Exercise goal — Extract each line from the entries below that has the string "Sundays" in it.

## Start Supplied information

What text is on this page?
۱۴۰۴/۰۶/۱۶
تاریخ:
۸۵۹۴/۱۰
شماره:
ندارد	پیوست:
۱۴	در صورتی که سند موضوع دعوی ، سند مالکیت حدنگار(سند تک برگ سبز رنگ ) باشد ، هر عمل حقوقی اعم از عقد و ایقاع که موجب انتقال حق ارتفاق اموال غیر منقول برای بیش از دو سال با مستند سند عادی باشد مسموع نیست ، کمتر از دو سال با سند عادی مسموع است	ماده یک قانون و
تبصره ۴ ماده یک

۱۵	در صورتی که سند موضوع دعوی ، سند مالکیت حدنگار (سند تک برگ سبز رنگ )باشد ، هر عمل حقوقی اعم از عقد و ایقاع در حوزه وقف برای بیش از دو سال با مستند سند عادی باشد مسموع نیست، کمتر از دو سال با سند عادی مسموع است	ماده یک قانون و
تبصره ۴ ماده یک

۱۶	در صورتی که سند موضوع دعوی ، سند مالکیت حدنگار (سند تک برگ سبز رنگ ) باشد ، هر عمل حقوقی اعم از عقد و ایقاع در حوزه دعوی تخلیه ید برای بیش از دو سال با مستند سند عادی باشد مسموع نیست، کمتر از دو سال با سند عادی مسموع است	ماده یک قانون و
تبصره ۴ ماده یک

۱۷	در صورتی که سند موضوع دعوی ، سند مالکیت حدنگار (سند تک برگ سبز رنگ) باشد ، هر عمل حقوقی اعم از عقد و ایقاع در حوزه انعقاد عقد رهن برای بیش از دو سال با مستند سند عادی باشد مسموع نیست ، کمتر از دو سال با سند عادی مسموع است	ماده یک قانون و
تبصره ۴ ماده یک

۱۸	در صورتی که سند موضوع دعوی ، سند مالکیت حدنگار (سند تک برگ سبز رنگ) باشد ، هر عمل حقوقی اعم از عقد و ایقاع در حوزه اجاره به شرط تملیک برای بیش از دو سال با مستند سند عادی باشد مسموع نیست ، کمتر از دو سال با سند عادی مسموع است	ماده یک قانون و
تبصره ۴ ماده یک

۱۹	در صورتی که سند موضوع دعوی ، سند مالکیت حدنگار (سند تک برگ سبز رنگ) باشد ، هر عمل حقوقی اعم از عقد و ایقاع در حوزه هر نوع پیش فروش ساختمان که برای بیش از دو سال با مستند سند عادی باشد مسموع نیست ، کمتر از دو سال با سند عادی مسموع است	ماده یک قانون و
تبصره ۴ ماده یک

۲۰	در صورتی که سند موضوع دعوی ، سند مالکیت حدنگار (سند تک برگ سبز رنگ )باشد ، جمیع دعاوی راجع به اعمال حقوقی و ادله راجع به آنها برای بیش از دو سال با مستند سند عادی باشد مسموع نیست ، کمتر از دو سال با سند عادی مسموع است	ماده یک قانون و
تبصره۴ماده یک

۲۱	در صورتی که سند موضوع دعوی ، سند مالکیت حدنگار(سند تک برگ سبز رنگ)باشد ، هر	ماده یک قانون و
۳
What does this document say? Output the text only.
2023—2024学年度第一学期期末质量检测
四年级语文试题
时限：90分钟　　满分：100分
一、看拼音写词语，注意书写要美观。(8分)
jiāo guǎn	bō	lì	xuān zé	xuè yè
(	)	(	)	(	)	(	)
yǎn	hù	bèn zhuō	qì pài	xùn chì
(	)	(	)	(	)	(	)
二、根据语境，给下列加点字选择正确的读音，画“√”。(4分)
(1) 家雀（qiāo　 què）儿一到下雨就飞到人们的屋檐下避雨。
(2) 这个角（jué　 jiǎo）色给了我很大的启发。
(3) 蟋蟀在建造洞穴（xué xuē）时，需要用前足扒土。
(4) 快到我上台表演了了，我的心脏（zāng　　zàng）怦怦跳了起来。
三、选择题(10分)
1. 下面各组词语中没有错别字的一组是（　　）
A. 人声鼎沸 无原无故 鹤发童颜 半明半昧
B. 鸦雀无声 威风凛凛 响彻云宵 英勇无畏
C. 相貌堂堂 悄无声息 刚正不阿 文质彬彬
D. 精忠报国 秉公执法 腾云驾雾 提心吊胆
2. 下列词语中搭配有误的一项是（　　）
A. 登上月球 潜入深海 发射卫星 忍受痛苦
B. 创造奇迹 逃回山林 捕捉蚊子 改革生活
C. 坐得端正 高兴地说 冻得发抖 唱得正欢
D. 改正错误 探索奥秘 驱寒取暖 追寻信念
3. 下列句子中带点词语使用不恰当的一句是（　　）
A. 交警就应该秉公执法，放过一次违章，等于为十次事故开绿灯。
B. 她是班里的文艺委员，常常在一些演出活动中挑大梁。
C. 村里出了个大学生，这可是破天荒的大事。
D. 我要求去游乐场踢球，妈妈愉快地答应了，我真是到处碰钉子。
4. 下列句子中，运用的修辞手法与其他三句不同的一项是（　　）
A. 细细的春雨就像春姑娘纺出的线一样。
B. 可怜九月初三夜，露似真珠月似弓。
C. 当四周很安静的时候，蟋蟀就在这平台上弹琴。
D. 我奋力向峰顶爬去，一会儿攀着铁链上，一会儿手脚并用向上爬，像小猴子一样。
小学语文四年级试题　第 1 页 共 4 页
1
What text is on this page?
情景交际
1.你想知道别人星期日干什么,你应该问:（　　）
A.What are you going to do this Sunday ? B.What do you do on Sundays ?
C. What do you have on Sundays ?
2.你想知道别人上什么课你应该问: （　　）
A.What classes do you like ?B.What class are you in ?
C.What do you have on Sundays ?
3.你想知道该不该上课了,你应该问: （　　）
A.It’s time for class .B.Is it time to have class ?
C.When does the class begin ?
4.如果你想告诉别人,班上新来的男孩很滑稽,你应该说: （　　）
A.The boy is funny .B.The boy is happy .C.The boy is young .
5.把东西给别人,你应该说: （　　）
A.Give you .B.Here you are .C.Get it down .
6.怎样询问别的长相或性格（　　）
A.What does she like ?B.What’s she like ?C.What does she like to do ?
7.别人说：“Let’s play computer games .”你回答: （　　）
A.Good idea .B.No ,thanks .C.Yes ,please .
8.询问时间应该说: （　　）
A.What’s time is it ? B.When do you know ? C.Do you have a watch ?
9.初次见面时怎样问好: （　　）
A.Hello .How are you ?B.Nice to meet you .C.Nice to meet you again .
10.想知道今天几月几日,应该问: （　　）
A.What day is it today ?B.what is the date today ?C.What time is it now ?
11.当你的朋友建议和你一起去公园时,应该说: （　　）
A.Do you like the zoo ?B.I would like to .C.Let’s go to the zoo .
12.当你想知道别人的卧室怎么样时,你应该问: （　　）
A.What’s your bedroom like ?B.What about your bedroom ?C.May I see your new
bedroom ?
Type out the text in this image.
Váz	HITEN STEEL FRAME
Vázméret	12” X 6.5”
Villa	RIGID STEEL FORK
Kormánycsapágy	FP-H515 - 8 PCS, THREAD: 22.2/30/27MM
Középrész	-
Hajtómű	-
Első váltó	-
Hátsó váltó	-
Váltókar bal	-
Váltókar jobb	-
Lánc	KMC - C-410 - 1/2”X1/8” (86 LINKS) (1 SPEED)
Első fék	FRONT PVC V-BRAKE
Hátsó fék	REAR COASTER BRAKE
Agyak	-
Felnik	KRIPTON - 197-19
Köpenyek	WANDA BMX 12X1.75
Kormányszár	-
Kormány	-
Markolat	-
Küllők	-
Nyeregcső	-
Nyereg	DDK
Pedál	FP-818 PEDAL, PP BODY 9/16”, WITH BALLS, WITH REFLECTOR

## End Supplied information

Expected output —
A.What are you going to do this Sunday ? B.What do you do on Sundays ?
C. What do you have on Sundays ?
C.What do you have on Sundays ?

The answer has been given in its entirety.